To be done:
Write the data out again exactly, dropping any images it holds.

Given entries:

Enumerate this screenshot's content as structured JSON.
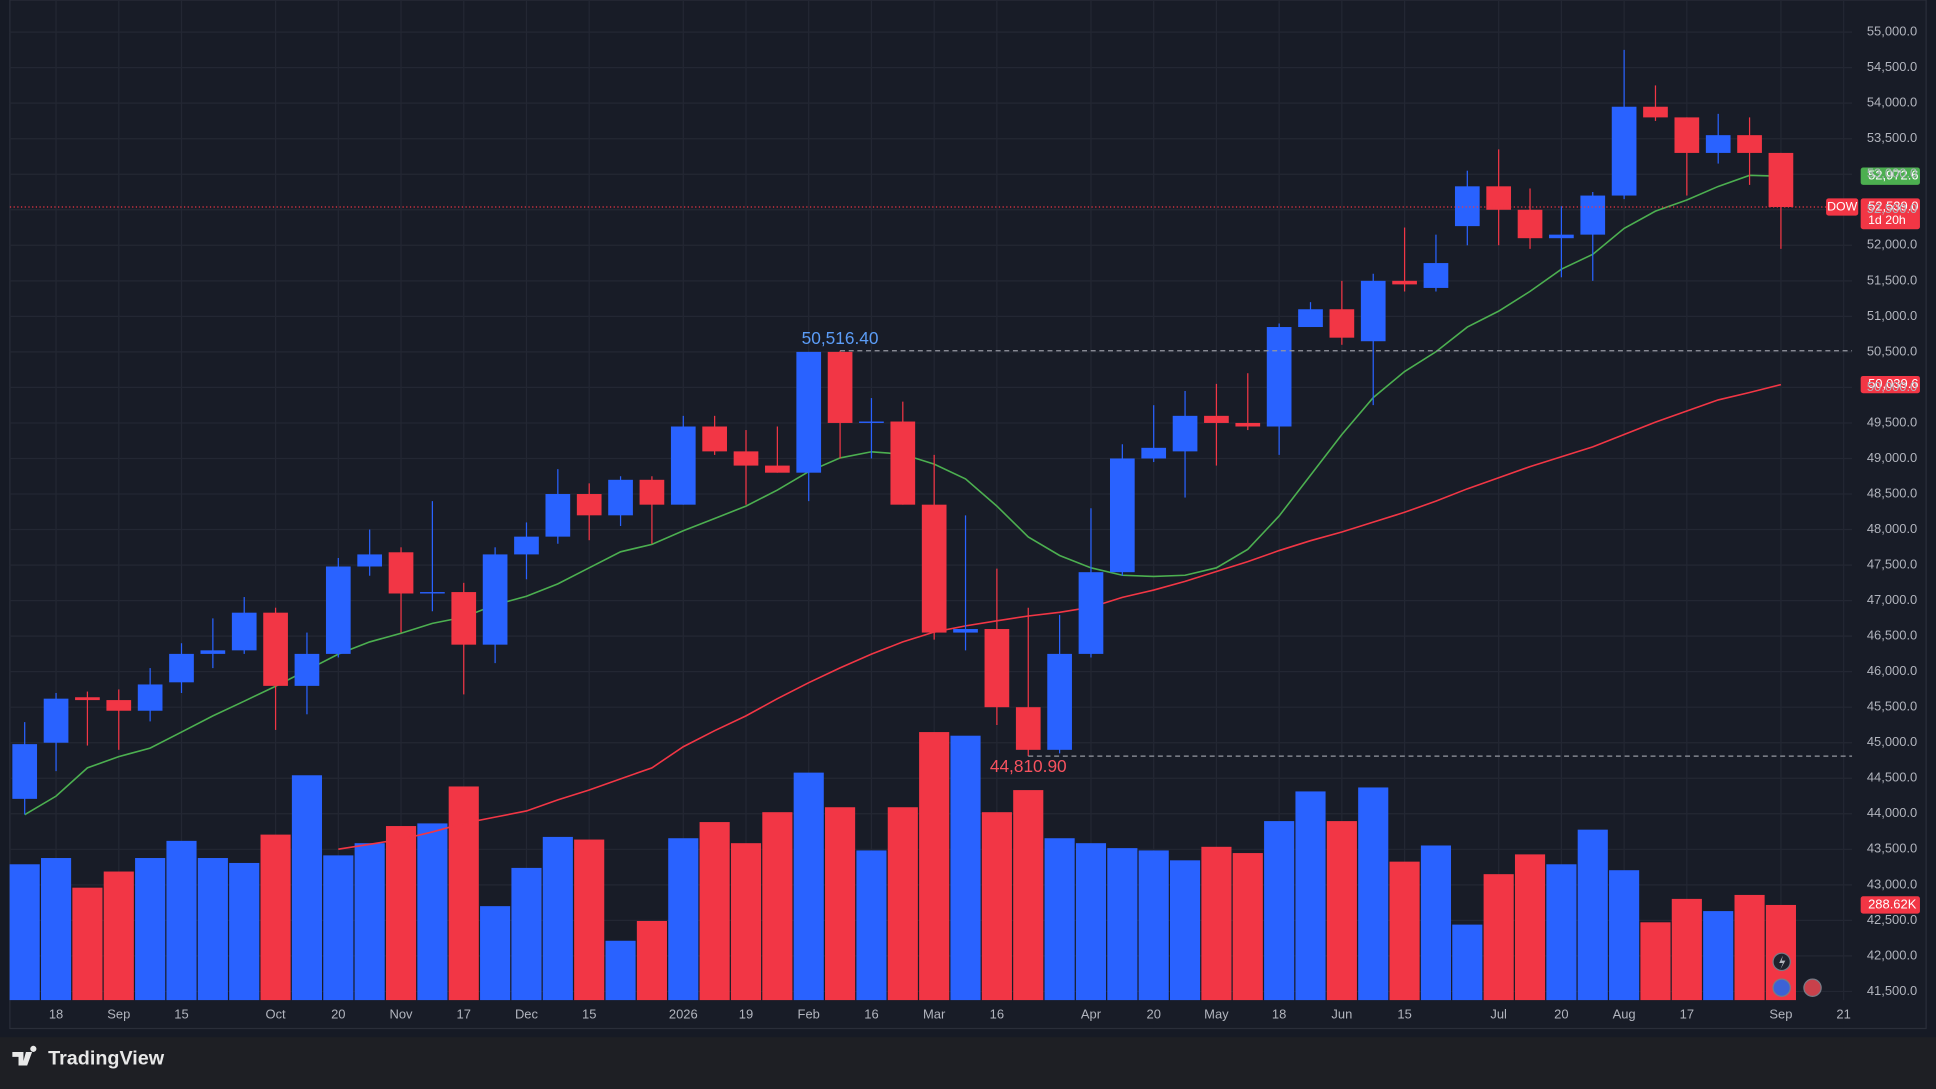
{
  "chart_data": {
    "type": "candlestick",
    "brand": "TradingView",
    "categories": [
      null,
      "18",
      null,
      "Sep",
      null,
      "15",
      null,
      null,
      "Oct",
      null,
      "20",
      null,
      "Nov",
      null,
      "17",
      null,
      "Dec",
      null,
      "15",
      null,
      null,
      "2026",
      null,
      "19",
      null,
      "Feb",
      null,
      "16",
      null,
      "Mar",
      null,
      "16",
      null,
      null,
      "Apr",
      null,
      "20",
      null,
      "May",
      null,
      "18",
      null,
      "Jun",
      null,
      "15",
      null,
      null,
      "Jul",
      null,
      "20",
      null,
      "Aug",
      null,
      "17",
      null,
      null,
      "Sep"
    ],
    "future_categories": [
      null,
      "21"
    ],
    "series": [
      {
        "name": "DOW",
        "up_color": "#2962ff",
        "down_color": "#f23645",
        "open": [
          44210,
          45000,
          45640,
          45600,
          45450,
          45850,
          46250,
          46300,
          46830,
          45800,
          46250,
          47480,
          47680,
          47100,
          47120,
          46380,
          47650,
          47900,
          48500,
          48200,
          48700,
          48350,
          49450,
          49100,
          48900,
          48800,
          50500,
          49500,
          49520,
          48350,
          46550,
          46600,
          45500,
          44900,
          46250,
          47400,
          49000,
          49100,
          49600,
          49500,
          49450,
          50850,
          51100,
          50650,
          51500,
          51400,
          52270,
          52830,
          52500,
          52100,
          52150,
          52700,
          53950,
          53800,
          53300,
          53550,
          53300
        ],
        "high": [
          45290,
          45700,
          45720,
          45750,
          46050,
          46400,
          46750,
          47050,
          46900,
          46550,
          47600,
          48000,
          47750,
          48400,
          47250,
          47750,
          48100,
          48850,
          48650,
          48750,
          48750,
          49600,
          49600,
          49400,
          49450,
          50500,
          50516.4,
          49850,
          49800,
          49050,
          48200,
          47450,
          46900,
          46800,
          48300,
          49200,
          49750,
          49950,
          50050,
          50200,
          50900,
          51200,
          51500,
          51600,
          52250,
          52150,
          53050,
          53350,
          52800,
          52550,
          52750,
          54750,
          54250,
          53800,
          53850,
          53800,
          53300
        ],
        "low": [
          43990,
          44600,
          44960,
          44900,
          45300,
          45700,
          46050,
          46250,
          45180,
          45400,
          46200,
          47350,
          46550,
          46850,
          45680,
          46120,
          47300,
          47800,
          47850,
          48050,
          47800,
          48350,
          49050,
          48350,
          48800,
          48400,
          49000,
          49000,
          48350,
          46450,
          46300,
          45250,
          44810.9,
          44850,
          46200,
          47350,
          48950,
          48450,
          48900,
          49400,
          49050,
          50850,
          50600,
          49750,
          51350,
          51350,
          52000,
          52000,
          51950,
          51550,
          51500,
          52650,
          53750,
          52700,
          53150,
          52850,
          51950
        ],
        "close": [
          44980,
          45620,
          45600,
          45450,
          45820,
          46250,
          46300,
          46830,
          45800,
          46250,
          47480,
          47650,
          47100,
          47120,
          46380,
          47650,
          47900,
          48500,
          48200,
          48700,
          48350,
          49450,
          49100,
          48900,
          48800,
          50500,
          49500,
          49520,
          48350,
          46550,
          46600,
          45500,
          44900,
          46250,
          47400,
          49000,
          49150,
          49600,
          49500,
          49450,
          50850,
          51100,
          50700,
          51500,
          51450,
          51750,
          52830,
          52500,
          52100,
          52150,
          52700,
          53950,
          53800,
          53300,
          53550,
          53300,
          52539
        ],
        "last_label": "52,539.0",
        "countdown": "1d 20h"
      }
    ],
    "volume": {
      "values": [
        412,
        431,
        341,
        390,
        431,
        483,
        431,
        416,
        502,
        682,
        439,
        476,
        528,
        536,
        648,
        285,
        401,
        495,
        487,
        180,
        240,
        491,
        540,
        476,
        570,
        690,
        585,
        454,
        585,
        813,
        802,
        570,
        637,
        491,
        476,
        461,
        454,
        424,
        465,
        446,
        543,
        633,
        543,
        645,
        420,
        469,
        229,
        382,
        442,
        412,
        517,
        394,
        236,
        307,
        270,
        319,
        288.62
      ],
      "last_label": "288.62K"
    },
    "moving_averages": [
      {
        "color": "#4caf50",
        "last_label": "52,972.6",
        "values": [
          43987,
          44248,
          44647,
          44804,
          44925,
          45151,
          45377,
          45585,
          45794,
          46020,
          46246,
          46419,
          46541,
          46680,
          46767,
          46940,
          47062,
          47236,
          47461,
          47687,
          47791,
          47983,
          48156,
          48330,
          48556,
          48816,
          49007,
          49094,
          49059,
          48920,
          48712,
          48330,
          47896,
          47635,
          47461,
          47357,
          47340,
          47357,
          47461,
          47722,
          48191,
          48764,
          49337,
          49858,
          50223,
          50501,
          50849,
          51074,
          51352,
          51665,
          51873,
          52238,
          52481,
          52638,
          52829,
          52985,
          52972.6
        ]
      },
      {
        "color": "#f23645",
        "last_label": "50,039.6",
        "values": [
          null,
          null,
          null,
          null,
          null,
          null,
          null,
          null,
          null,
          null,
          43501,
          43571,
          43640,
          43744,
          43866,
          43953,
          44040,
          44196,
          44335,
          44491,
          44647,
          44943,
          45169,
          45377,
          45620,
          45846,
          46054,
          46246,
          46419,
          46558,
          46645,
          46715,
          46784,
          46836,
          46906,
          47045,
          47149,
          47270,
          47409,
          47548,
          47705,
          47844,
          47965,
          48104,
          48243,
          48399,
          48573,
          48729,
          48886,
          49025,
          49164,
          49337,
          49511,
          49667,
          49824,
          49928,
          50039.6
        ]
      }
    ],
    "annotations": {
      "high": {
        "value": 50516.4,
        "label": "50,516.40",
        "color": "#5b9cf6"
      },
      "low": {
        "value": 44810.9,
        "label": "44,810.90",
        "color": "#f7525f"
      }
    },
    "ylim": [
      41378,
      55452
    ],
    "yticks": [
      {
        "value": 41500,
        "label": "41,500.0"
      },
      {
        "value": 42000,
        "label": "42,000.0"
      },
      {
        "value": 42500,
        "label": "42,500.0"
      },
      {
        "value": 43000,
        "label": "43,000.0"
      },
      {
        "value": 43500,
        "label": "43,500.0"
      },
      {
        "value": 44000,
        "label": "44,000.0"
      },
      {
        "value": 44500,
        "label": "44,500.0"
      },
      {
        "value": 45000,
        "label": "45,000.0"
      },
      {
        "value": 45500,
        "label": "45,500.0"
      },
      {
        "value": 46000,
        "label": "46,000.0"
      },
      {
        "value": 46500,
        "label": "46,500.0"
      },
      {
        "value": 47000,
        "label": "47,000.0"
      },
      {
        "value": 47500,
        "label": "47,500.0"
      },
      {
        "value": 48000,
        "label": "48,000.0"
      },
      {
        "value": 48500,
        "label": "48,500.0"
      },
      {
        "value": 49000,
        "label": "49,000.0"
      },
      {
        "value": 49500,
        "label": "49,500.0"
      },
      {
        "value": 50000,
        "label": "50,000.0"
      },
      {
        "value": 50500,
        "label": "50,500.0"
      },
      {
        "value": 51000,
        "label": "51,000.0"
      },
      {
        "value": 51500,
        "label": "51,500.0"
      },
      {
        "value": 52000,
        "label": "52,000.0"
      },
      {
        "value": 52500,
        "label": "52,500.0"
      },
      {
        "value": 53000,
        "label": "53,000.0"
      },
      {
        "value": 53500,
        "label": "53,500.0"
      },
      {
        "value": 54000,
        "label": "54,000.0"
      },
      {
        "value": 54500,
        "label": "54,500.0"
      },
      {
        "value": 55000,
        "label": "55,000.0"
      }
    ],
    "grid": true
  }
}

Result:
Enumerate this screenshot's content as structured JSON.
{
  "chart_data": {
    "type": "candlestick",
    "brand": "TradingView",
    "categories": [
      null,
      "18",
      null,
      "Sep",
      null,
      "15",
      null,
      null,
      "Oct",
      null,
      "20",
      null,
      "Nov",
      null,
      "17",
      null,
      "Dec",
      null,
      "15",
      null,
      null,
      "2026",
      null,
      "19",
      null,
      "Feb",
      null,
      "16",
      null,
      "Mar",
      null,
      "16",
      null,
      null,
      "Apr",
      null,
      "20",
      null,
      "May",
      null,
      "18",
      null,
      "Jun",
      null,
      "15",
      null,
      null,
      "Jul",
      null,
      "20",
      null,
      "Aug",
      null,
      "17",
      null,
      null,
      "Sep"
    ],
    "future_categories": [
      null,
      "21"
    ],
    "series": [
      {
        "name": "DOW",
        "up_color": "#2962ff",
        "down_color": "#f23645",
        "open": [
          44210,
          45000,
          45640,
          45600,
          45450,
          45850,
          46250,
          46300,
          46830,
          45800,
          46250,
          47480,
          47680,
          47100,
          47120,
          46380,
          47650,
          47900,
          48500,
          48200,
          48700,
          48350,
          49450,
          49100,
          48900,
          48800,
          50500,
          49500,
          49520,
          48350,
          46550,
          46600,
          45500,
          44900,
          46250,
          47400,
          49000,
          49100,
          49600,
          49500,
          49450,
          50850,
          51100,
          50650,
          51500,
          51400,
          52270,
          52830,
          52500,
          52100,
          52150,
          52700,
          53950,
          53800,
          53300,
          53550,
          53300
        ],
        "high": [
          45290,
          45700,
          45720,
          45750,
          46050,
          46400,
          46750,
          47050,
          46900,
          46550,
          47600,
          48000,
          47750,
          48400,
          47250,
          47750,
          48100,
          48850,
          48650,
          48750,
          48750,
          49600,
          49600,
          49400,
          49450,
          50500,
          50516.4,
          49850,
          49800,
          49050,
          48200,
          47450,
          46900,
          46800,
          48300,
          49200,
          49750,
          49950,
          50050,
          50200,
          50900,
          51200,
          51500,
          51600,
          52250,
          52150,
          53050,
          53350,
          52800,
          52550,
          52750,
          54750,
          54250,
          53800,
          53850,
          53800,
          53300
        ],
        "low": [
          43990,
          44600,
          44960,
          44900,
          45300,
          45700,
          46050,
          46250,
          45180,
          45400,
          46200,
          47350,
          46550,
          46850,
          45680,
          46120,
          47300,
          47800,
          47850,
          48050,
          47800,
          48350,
          49050,
          48350,
          48800,
          48400,
          49000,
          49000,
          48350,
          46450,
          46300,
          45250,
          44810.9,
          44850,
          46200,
          47350,
          48950,
          48450,
          48900,
          49400,
          49050,
          50850,
          50600,
          49750,
          51350,
          51350,
          52000,
          52000,
          51950,
          51550,
          51500,
          52650,
          53750,
          52700,
          53150,
          52850,
          51950
        ],
        "close": [
          44980,
          45620,
          45600,
          45450,
          45820,
          46250,
          46300,
          46830,
          45800,
          46250,
          47480,
          47650,
          47100,
          47120,
          46380,
          47650,
          47900,
          48500,
          48200,
          48700,
          48350,
          49450,
          49100,
          48900,
          48800,
          50500,
          49500,
          49520,
          48350,
          46550,
          46600,
          45500,
          44900,
          46250,
          47400,
          49000,
          49150,
          49600,
          49500,
          49450,
          50850,
          51100,
          50700,
          51500,
          51450,
          51750,
          52830,
          52500,
          52100,
          52150,
          52700,
          53950,
          53800,
          53300,
          53550,
          53300,
          52539
        ],
        "last_label": "52,539.0",
        "countdown": "1d 20h"
      }
    ],
    "volume": {
      "values": [
        412,
        431,
        341,
        390,
        431,
        483,
        431,
        416,
        502,
        682,
        439,
        476,
        528,
        536,
        648,
        285,
        401,
        495,
        487,
        180,
        240,
        491,
        540,
        476,
        570,
        690,
        585,
        454,
        585,
        813,
        802,
        570,
        637,
        491,
        476,
        461,
        454,
        424,
        465,
        446,
        543,
        633,
        543,
        645,
        420,
        469,
        229,
        382,
        442,
        412,
        517,
        394,
        236,
        307,
        270,
        319,
        288.62
      ],
      "last_label": "288.62K"
    },
    "moving_averages": [
      {
        "color": "#4caf50",
        "last_label": "52,972.6",
        "values": [
          43987,
          44248,
          44647,
          44804,
          44925,
          45151,
          45377,
          45585,
          45794,
          46020,
          46246,
          46419,
          46541,
          46680,
          46767,
          46940,
          47062,
          47236,
          47461,
          47687,
          47791,
          47983,
          48156,
          48330,
          48556,
          48816,
          49007,
          49094,
          49059,
          48920,
          48712,
          48330,
          47896,
          47635,
          47461,
          47357,
          47340,
          47357,
          47461,
          47722,
          48191,
          48764,
          49337,
          49858,
          50223,
          50501,
          50849,
          51074,
          51352,
          51665,
          51873,
          52238,
          52481,
          52638,
          52829,
          52985,
          52972.6
        ]
      },
      {
        "color": "#f23645",
        "last_label": "50,039.6",
        "values": [
          null,
          null,
          null,
          null,
          null,
          null,
          null,
          null,
          null,
          null,
          43501,
          43571,
          43640,
          43744,
          43866,
          43953,
          44040,
          44196,
          44335,
          44491,
          44647,
          44943,
          45169,
          45377,
          45620,
          45846,
          46054,
          46246,
          46419,
          46558,
          46645,
          46715,
          46784,
          46836,
          46906,
          47045,
          47149,
          47270,
          47409,
          47548,
          47705,
          47844,
          47965,
          48104,
          48243,
          48399,
          48573,
          48729,
          48886,
          49025,
          49164,
          49337,
          49511,
          49667,
          49824,
          49928,
          50039.6
        ]
      }
    ],
    "annotations": {
      "high": {
        "value": 50516.4,
        "label": "50,516.40",
        "color": "#5b9cf6"
      },
      "low": {
        "value": 44810.9,
        "label": "44,810.90",
        "color": "#f7525f"
      }
    },
    "ylim": [
      41378,
      55452
    ],
    "yticks": [
      {
        "value": 41500,
        "label": "41,500.0"
      },
      {
        "value": 42000,
        "label": "42,000.0"
      },
      {
        "value": 42500,
        "label": "42,500.0"
      },
      {
        "value": 43000,
        "label": "43,000.0"
      },
      {
        "value": 43500,
        "label": "43,500.0"
      },
      {
        "value": 44000,
        "label": "44,000.0"
      },
      {
        "value": 44500,
        "label": "44,500.0"
      },
      {
        "value": 45000,
        "label": "45,000.0"
      },
      {
        "value": 45500,
        "label": "45,500.0"
      },
      {
        "value": 46000,
        "label": "46,000.0"
      },
      {
        "value": 46500,
        "label": "46,500.0"
      },
      {
        "value": 47000,
        "label": "47,000.0"
      },
      {
        "value": 47500,
        "label": "47,500.0"
      },
      {
        "value": 48000,
        "label": "48,000.0"
      },
      {
        "value": 48500,
        "label": "48,500.0"
      },
      {
        "value": 49000,
        "label": "49,000.0"
      },
      {
        "value": 49500,
        "label": "49,500.0"
      },
      {
        "value": 50000,
        "label": "50,000.0"
      },
      {
        "value": 50500,
        "label": "50,500.0"
      },
      {
        "value": 51000,
        "label": "51,000.0"
      },
      {
        "value": 51500,
        "label": "51,500.0"
      },
      {
        "value": 52000,
        "label": "52,000.0"
      },
      {
        "value": 52500,
        "label": "52,500.0"
      },
      {
        "value": 53000,
        "label": "53,000.0"
      },
      {
        "value": 53500,
        "label": "53,500.0"
      },
      {
        "value": 54000,
        "label": "54,000.0"
      },
      {
        "value": 54500,
        "label": "54,500.0"
      },
      {
        "value": 55000,
        "label": "55,000.0"
      }
    ],
    "grid": true
  }
}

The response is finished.